::: DATASET ROWS

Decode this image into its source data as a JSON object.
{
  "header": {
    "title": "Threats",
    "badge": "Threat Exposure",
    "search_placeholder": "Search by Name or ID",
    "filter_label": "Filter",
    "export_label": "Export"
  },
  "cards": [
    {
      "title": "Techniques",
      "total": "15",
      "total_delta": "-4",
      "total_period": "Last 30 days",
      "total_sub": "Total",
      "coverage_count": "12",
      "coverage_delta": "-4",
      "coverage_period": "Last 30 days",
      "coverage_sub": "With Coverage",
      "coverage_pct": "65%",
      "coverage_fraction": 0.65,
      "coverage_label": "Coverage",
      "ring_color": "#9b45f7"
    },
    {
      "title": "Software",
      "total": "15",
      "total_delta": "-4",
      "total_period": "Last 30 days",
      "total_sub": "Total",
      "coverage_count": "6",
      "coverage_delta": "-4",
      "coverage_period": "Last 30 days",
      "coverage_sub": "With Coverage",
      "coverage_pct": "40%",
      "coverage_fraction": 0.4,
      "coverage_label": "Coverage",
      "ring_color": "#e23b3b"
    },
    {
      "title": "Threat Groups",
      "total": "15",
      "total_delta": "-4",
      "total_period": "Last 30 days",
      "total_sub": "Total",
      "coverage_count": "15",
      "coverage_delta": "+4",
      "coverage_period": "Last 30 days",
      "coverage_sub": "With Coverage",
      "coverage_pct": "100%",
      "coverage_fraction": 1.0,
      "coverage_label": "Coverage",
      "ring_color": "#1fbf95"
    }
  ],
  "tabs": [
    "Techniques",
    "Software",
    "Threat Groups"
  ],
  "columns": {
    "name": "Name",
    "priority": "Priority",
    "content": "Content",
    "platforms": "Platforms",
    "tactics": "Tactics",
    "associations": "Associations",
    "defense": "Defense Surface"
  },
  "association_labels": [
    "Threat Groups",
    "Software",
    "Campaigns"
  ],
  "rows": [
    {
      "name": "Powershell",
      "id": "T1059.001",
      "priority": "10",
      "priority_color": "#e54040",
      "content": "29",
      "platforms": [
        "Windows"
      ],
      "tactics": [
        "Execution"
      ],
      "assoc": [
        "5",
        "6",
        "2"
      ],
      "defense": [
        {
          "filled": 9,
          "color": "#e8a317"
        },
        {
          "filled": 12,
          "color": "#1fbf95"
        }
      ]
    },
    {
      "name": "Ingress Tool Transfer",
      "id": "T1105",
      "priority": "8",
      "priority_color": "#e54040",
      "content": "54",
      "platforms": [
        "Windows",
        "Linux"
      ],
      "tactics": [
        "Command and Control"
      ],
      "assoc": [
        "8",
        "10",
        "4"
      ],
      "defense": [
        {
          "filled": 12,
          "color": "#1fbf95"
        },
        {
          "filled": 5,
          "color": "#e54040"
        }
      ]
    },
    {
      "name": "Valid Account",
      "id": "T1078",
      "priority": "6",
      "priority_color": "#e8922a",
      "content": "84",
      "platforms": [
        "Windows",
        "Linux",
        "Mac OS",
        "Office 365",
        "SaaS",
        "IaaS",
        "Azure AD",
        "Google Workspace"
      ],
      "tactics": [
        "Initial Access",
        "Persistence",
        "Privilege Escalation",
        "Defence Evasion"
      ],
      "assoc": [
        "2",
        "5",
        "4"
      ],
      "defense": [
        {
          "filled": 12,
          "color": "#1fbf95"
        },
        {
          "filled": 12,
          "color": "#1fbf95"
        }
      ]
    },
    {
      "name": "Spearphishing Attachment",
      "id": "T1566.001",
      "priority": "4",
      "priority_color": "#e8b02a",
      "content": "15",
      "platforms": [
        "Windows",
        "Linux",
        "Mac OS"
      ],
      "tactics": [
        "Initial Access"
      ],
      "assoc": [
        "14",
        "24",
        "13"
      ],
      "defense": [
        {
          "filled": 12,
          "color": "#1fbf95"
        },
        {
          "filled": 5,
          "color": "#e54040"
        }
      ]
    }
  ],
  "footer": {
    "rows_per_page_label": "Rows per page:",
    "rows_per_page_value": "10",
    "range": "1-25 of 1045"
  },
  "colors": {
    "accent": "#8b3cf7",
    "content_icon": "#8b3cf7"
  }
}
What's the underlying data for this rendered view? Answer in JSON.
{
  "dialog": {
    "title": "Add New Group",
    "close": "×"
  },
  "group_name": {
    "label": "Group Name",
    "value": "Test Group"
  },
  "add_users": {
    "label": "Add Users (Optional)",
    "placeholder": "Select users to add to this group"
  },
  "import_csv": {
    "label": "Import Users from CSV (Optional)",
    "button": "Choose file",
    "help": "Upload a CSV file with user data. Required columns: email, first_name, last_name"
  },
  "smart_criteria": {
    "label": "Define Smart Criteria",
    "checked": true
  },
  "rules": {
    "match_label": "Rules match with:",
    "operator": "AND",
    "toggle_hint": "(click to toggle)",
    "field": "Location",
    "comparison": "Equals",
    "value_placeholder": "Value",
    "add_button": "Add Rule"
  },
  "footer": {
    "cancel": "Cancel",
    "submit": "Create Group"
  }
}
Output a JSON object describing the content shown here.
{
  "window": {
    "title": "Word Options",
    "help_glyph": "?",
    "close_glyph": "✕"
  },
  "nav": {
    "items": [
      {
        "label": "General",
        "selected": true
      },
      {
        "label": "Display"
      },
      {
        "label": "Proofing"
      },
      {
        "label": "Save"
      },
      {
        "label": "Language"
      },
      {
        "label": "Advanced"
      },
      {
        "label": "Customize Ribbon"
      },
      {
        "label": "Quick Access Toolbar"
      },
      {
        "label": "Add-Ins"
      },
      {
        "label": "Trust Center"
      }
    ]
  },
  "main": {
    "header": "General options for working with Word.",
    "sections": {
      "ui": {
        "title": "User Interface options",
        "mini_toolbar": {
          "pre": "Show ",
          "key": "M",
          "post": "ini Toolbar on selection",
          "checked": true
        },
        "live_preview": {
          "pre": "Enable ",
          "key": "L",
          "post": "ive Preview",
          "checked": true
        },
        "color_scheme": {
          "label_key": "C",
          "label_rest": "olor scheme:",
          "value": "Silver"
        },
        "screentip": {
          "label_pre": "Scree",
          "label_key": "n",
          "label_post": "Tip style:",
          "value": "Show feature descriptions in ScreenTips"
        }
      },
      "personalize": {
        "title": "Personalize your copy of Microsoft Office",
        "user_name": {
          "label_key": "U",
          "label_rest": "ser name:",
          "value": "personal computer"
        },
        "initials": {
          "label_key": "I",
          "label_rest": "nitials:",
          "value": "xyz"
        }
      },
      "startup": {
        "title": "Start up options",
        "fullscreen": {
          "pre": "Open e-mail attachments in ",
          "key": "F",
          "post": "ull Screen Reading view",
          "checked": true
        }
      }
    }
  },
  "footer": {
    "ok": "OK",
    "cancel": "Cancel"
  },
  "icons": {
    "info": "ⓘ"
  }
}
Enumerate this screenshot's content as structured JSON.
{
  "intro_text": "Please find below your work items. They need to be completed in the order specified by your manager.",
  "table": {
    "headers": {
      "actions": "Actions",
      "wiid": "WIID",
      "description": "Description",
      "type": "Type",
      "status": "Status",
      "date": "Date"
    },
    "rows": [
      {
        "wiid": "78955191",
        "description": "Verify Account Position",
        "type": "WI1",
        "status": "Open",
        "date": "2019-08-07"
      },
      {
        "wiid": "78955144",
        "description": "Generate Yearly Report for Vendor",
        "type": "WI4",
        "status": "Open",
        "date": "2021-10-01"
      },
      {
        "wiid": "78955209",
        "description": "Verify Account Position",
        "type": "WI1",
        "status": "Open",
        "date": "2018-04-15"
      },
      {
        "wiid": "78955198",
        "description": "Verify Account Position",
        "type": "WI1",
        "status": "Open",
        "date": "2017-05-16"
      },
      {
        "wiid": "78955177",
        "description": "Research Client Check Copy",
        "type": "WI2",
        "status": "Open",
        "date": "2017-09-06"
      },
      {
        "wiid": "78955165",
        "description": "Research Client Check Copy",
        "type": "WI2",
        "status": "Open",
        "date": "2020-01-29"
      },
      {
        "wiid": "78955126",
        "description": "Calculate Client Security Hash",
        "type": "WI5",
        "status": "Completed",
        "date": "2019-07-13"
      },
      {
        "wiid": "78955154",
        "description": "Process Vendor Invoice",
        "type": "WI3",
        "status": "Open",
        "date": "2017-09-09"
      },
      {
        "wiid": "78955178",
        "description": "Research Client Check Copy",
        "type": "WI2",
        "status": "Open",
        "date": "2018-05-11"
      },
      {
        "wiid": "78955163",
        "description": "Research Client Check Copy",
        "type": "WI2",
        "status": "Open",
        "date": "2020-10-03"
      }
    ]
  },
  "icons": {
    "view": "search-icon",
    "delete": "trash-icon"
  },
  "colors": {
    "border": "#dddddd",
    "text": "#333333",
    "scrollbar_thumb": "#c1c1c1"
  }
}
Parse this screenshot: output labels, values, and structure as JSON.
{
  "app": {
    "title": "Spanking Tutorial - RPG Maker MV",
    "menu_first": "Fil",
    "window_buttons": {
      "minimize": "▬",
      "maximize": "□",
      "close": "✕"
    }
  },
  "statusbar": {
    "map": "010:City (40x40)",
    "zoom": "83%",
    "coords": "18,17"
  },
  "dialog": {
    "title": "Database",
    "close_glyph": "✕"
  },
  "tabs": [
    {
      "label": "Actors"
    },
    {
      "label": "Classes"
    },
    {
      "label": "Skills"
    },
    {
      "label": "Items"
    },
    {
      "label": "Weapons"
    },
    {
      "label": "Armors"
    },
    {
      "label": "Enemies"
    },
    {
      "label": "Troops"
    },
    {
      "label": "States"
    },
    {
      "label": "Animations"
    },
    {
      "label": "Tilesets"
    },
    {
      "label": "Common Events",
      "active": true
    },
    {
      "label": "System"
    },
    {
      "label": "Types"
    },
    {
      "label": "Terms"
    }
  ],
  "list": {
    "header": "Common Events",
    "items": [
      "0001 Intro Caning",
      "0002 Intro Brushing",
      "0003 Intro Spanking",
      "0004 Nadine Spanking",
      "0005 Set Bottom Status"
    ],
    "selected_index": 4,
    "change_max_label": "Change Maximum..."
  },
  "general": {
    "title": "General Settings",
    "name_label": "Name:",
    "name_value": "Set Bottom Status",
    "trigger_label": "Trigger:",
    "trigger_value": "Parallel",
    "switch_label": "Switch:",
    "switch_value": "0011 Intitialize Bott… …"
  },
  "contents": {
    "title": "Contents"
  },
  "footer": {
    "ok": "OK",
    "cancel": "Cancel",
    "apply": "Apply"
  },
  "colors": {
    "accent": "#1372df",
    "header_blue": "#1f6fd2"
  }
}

::::::

All lines from the one containing "Parse this screenshot: output" through the final line of the listing above are to be reproduced exactly; include both and add nothing.

→ **SOLUTION TO THE EXERCISE**:
Parse this screenshot: output labels, values, and structure as JSON.
{
  "app": {
    "title": "Spanking Tutorial - RPG Maker MV",
    "menu_first": "Fil",
    "window_buttons": {
      "minimize": "▬",
      "maximize": "□",
      "close": "✕"
    }
  },
  "statusbar": {
    "map": "010:City (40x40)",
    "zoom": "83%",
    "coords": "18,17"
  },
  "dialog": {
    "title": "Database",
    "close_glyph": "✕"
  },
  "tabs": [
    {
      "label": "Actors"
    },
    {
      "label": "Classes"
    },
    {
      "label": "Skills"
    },
    {
      "label": "Items"
    },
    {
      "label": "Weapons"
    },
    {
      "label": "Armors"
    },
    {
      "label": "Enemies"
    },
    {
      "label": "Troops"
    },
    {
      "label": "States"
    },
    {
      "label": "Animations"
    },
    {
      "label": "Tilesets"
    },
    {
      "label": "Common Events",
      "active": true
    },
    {
      "label": "System"
    },
    {
      "label": "Types"
    },
    {
      "label": "Terms"
    }
  ],
  "list": {
    "header": "Common Events",
    "items": [
      "0001 Intro Caning",
      "0002 Intro Brushing",
      "0003 Intro Spanking",
      "0004 Nadine Spanking",
      "0005 Set Bottom Status"
    ],
    "selected_index": 4,
    "change_max_label": "Change Maximum..."
  },
  "general": {
    "title": "General Settings",
    "name_label": "Name:",
    "name_value": "Set Bottom Status",
    "trigger_label": "Trigger:",
    "trigger_value": "Parallel",
    "switch_label": "Switch:",
    "switch_value": "0011 Intitialize Bott… …"
  },
  "contents": {
    "title": "Contents"
  },
  "footer": {
    "ok": "OK",
    "cancel": "Cancel",
    "apply": "Apply"
  },
  "colors": {
    "accent": "#1372df",
    "header_blue": "#1f6fd2"
  }
}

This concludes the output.